[Begin]
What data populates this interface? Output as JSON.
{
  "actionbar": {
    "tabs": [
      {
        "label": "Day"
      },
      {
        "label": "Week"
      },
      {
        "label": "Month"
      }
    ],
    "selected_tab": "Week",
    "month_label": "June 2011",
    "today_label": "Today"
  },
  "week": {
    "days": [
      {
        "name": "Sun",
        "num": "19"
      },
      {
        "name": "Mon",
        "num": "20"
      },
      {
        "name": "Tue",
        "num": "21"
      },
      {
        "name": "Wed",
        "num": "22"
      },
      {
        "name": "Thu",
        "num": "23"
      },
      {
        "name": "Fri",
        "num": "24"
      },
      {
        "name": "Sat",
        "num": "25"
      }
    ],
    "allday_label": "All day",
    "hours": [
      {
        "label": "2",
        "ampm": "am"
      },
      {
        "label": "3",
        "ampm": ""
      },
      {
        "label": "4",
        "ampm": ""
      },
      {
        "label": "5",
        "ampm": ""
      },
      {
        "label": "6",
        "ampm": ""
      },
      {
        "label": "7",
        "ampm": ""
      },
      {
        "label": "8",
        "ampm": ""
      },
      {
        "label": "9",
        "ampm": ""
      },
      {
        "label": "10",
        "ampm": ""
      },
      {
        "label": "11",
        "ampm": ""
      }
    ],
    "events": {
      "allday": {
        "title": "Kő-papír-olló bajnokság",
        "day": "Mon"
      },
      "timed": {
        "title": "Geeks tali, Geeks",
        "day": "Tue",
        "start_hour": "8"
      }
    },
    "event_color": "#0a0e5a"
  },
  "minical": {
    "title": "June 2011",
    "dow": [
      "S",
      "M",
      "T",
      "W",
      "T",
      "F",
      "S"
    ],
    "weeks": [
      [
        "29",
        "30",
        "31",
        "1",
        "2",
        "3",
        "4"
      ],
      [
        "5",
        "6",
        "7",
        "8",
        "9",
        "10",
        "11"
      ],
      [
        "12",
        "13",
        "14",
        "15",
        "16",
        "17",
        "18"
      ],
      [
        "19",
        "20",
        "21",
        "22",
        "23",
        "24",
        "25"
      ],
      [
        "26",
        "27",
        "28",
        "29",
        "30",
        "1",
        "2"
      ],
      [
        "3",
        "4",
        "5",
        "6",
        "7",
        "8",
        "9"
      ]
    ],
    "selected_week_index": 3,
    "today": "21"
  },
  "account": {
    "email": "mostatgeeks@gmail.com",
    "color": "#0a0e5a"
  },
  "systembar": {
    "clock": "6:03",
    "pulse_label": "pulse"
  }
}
[End]
_Task instructions_: Your task is to retype all the records above with nothing left out.

_Reply to the exercise_:
What data populates this interface? Output as JSON.
{
  "actionbar": {
    "tabs": [
      {
        "label": "Day"
      },
      {
        "label": "Week"
      },
      {
        "label": "Month"
      }
    ],
    "selected_tab": "Week",
    "month_label": "June 2011",
    "today_label": "Today"
  },
  "week": {
    "days": [
      {
        "name": "Sun",
        "num": "19"
      },
      {
        "name": "Mon",
        "num": "20"
      },
      {
        "name": "Tue",
        "num": "21"
      },
      {
        "name": "Wed",
        "num": "22"
      },
      {
        "name": "Thu",
        "num": "23"
      },
      {
        "name": "Fri",
        "num": "24"
      },
      {
        "name": "Sat",
        "num": "25"
      }
    ],
    "allday_label": "All day",
    "hours": [
      {
        "label": "2",
        "ampm": "am"
      },
      {
        "label": "3",
        "ampm": ""
      },
      {
        "label": "4",
        "ampm": ""
      },
      {
        "label": "5",
        "ampm": ""
      },
      {
        "label": "6",
        "ampm": ""
      },
      {
        "label": "7",
        "ampm": ""
      },
      {
        "label": "8",
        "ampm": ""
      },
      {
        "label": "9",
        "ampm": ""
      },
      {
        "label": "10",
        "ampm": ""
      },
      {
        "label": "11",
        "ampm": ""
      }
    ],
    "events": {
      "allday": {
        "title": "Kő-papír-olló bajnokság",
        "day": "Mon"
      },
      "timed": {
        "title": "Geeks tali, Geeks",
        "day": "Tue",
        "start_hour": "8"
      }
    },
    "event_color": "#0a0e5a"
  },
  "minical": {
    "title": "June 2011",
    "dow": [
      "S",
      "M",
      "T",
      "W",
      "T",
      "F",
      "S"
    ],
    "weeks": [
      [
        "29",
        "30",
        "31",
        "1",
        "2",
        "3",
        "4"
      ],
      [
        "5",
        "6",
        "7",
        "8",
        "9",
        "10",
        "11"
      ],
      [
        "12",
        "13",
        "14",
        "15",
        "16",
        "17",
        "18"
      ],
      [
        "19",
        "20",
        "21",
        "22",
        "23",
        "24",
        "25"
      ],
      [
        "26",
        "27",
        "28",
        "29",
        "30",
        "1",
        "2"
      ],
      [
        "3",
        "4",
        "5",
        "6",
        "7",
        "8",
        "9"
      ]
    ],
    "selected_week_index": 3,
    "today": "21"
  },
  "account": {
    "email": "mostatgeeks@gmail.com",
    "color": "#0a0e5a"
  },
  "systembar": {
    "clock": "6:03",
    "pulse_label": "pulse"
  }
}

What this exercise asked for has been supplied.